### Source:

================================

Another factor that I find kind of interesting is the Flynn Effect. Developed countries that have a long history of IQ testing show that over time, everyone's scores have risen. Tests get updated periodically and the average score is reset to 100, but people who take older tests using the previous scoring tend to do better than they do on the more current test. Also, it seems that since 1990 this effect has been in decline; that is to say that people who take the newest test tend to do slightly worse when they take a test created in the 1980s. Granted, intelligence tests have problems of their own, but surely just measuring within the set of IQ test takers, this represents something social. It just seems too absurd to consider that people across the developed world were spontaneously being endowed with more natural intelligence, and now seem to be born with less inborn intelligence.

================================

Dataset entries
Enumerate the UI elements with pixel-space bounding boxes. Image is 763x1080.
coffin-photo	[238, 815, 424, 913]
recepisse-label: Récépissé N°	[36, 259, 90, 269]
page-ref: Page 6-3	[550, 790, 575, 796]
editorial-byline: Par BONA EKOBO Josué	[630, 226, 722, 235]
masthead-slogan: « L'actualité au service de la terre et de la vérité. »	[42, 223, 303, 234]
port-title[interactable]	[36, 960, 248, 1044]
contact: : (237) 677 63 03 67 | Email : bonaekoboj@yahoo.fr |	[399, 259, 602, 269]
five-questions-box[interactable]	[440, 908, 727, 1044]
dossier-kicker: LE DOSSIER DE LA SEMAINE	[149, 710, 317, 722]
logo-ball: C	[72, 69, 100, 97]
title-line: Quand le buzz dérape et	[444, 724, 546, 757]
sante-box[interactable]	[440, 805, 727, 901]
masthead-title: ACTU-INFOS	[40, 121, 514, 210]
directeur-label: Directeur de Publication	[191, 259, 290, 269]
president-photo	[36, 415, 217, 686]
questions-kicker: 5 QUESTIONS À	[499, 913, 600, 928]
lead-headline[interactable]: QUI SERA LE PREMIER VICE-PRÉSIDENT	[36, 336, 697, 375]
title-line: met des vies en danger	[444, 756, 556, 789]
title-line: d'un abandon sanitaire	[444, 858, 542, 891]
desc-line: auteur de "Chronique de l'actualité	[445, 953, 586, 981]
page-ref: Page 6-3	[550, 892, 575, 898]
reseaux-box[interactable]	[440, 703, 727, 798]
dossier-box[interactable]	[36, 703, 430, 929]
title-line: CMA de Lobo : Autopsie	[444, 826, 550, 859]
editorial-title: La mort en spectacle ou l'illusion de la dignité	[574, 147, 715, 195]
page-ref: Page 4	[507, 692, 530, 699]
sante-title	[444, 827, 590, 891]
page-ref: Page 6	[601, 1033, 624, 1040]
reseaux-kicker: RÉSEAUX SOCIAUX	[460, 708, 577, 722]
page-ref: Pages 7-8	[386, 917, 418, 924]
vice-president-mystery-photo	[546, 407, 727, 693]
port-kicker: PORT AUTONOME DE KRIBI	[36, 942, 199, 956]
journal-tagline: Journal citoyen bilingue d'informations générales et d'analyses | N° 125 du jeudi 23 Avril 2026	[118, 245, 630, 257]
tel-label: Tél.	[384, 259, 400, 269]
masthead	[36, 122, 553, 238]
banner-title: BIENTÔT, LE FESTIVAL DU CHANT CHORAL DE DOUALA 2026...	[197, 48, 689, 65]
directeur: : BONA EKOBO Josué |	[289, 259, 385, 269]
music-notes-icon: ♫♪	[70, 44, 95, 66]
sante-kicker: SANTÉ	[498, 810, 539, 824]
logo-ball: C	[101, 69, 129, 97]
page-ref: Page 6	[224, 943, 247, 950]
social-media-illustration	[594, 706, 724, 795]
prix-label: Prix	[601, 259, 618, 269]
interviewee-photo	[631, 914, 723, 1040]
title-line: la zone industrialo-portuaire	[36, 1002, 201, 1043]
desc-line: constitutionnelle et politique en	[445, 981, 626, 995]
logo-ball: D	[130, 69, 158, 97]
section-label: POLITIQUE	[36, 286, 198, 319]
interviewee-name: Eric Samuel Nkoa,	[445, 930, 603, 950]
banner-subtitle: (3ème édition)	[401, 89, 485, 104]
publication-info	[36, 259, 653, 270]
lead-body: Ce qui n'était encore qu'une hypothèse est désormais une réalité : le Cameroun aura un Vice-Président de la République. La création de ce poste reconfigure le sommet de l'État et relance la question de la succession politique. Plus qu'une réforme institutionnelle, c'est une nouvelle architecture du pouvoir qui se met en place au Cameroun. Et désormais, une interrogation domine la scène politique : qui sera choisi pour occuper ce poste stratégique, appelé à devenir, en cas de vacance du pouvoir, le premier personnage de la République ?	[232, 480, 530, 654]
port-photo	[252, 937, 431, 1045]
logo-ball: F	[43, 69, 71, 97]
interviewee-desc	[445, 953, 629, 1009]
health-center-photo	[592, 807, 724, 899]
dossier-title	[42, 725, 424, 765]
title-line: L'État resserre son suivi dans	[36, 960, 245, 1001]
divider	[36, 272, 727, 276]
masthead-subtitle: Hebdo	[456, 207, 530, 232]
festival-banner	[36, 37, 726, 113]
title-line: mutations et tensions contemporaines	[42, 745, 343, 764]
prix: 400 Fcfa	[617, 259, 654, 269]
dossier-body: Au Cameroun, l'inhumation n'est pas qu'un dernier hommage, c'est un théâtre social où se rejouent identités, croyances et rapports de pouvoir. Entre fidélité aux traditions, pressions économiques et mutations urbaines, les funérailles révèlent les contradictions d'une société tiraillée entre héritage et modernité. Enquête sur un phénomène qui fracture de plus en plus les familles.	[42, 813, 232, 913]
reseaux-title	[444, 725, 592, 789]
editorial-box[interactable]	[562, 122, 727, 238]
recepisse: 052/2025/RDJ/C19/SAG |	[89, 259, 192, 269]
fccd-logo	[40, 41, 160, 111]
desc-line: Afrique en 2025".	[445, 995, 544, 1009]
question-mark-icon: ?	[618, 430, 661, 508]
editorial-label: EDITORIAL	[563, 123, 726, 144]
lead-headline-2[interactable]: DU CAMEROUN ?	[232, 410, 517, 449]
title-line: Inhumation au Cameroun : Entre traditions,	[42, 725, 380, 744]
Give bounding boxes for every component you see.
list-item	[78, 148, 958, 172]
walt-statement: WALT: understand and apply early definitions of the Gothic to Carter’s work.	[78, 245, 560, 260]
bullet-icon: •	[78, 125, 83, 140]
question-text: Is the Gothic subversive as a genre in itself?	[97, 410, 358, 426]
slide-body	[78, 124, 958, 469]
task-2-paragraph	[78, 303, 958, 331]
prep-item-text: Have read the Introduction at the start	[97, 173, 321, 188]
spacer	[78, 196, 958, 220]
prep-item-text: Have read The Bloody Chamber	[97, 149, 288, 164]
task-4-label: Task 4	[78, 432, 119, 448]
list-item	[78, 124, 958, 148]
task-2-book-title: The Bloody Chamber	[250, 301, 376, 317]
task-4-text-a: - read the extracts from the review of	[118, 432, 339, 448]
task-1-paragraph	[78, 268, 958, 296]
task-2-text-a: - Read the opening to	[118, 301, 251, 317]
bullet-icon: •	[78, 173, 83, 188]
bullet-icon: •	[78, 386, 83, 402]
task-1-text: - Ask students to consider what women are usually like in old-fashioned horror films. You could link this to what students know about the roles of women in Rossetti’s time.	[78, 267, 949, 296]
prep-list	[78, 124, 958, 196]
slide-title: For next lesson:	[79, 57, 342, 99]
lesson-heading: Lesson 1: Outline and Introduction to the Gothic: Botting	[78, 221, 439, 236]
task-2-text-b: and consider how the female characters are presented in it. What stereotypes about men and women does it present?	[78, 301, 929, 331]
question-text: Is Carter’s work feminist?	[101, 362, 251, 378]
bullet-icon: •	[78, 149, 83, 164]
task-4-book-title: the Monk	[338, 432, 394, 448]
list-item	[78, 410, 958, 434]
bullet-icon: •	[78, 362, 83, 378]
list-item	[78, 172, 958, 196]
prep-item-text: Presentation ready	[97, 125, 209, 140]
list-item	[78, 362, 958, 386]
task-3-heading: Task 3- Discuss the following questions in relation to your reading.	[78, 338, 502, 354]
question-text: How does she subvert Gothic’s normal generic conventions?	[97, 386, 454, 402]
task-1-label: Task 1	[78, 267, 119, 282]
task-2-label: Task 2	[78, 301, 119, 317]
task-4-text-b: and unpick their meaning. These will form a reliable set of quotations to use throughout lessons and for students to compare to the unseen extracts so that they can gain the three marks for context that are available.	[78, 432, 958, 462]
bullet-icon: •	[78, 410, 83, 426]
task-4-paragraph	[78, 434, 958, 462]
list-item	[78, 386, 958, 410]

================================

### Tasks to complete:
1. Transcribe the part of the Flynn Effect passage that runs from "Another factor that" to "less inborn intelligence.".
2. Answer these questions using the Flynn Effect passage.
(a) What is the average score reset to when tests get updated?
(b) Since what year does the effect seem to have been in decline?
(c) In what decade was the older test created that people who take the newest test do slightly worse on?
3. List every figure written in digits in the Flynn Effect passage.

### Task-by-task solutions:
1.
Another factor that I find kind of interesting is the Flynn Effect. Developed countries that have a long history of IQ testing show that over time, everyone's scores have risen. Tests get updated periodically and the average score is reset to 100, but people who take older tests using the previous scoring tend to do better than they do on the more current test. Also, it seems that since 1990 this effect has been in decline; that is to say that people who take the newest test tend to do slightly worse when they take a test created in the 1980s. Granted, intelligence tests have problems of their own, but surely just measuring within the set of IQ test takers, this represents something social. It just seems too absurd to consider that people across the developed world were spontaneously being endowed with more natural intelligence, and now seem to be born with less inborn intelligence.

2.
(a) 100
(b) 1990
(c) The 1980s

3.
100
1990
1980s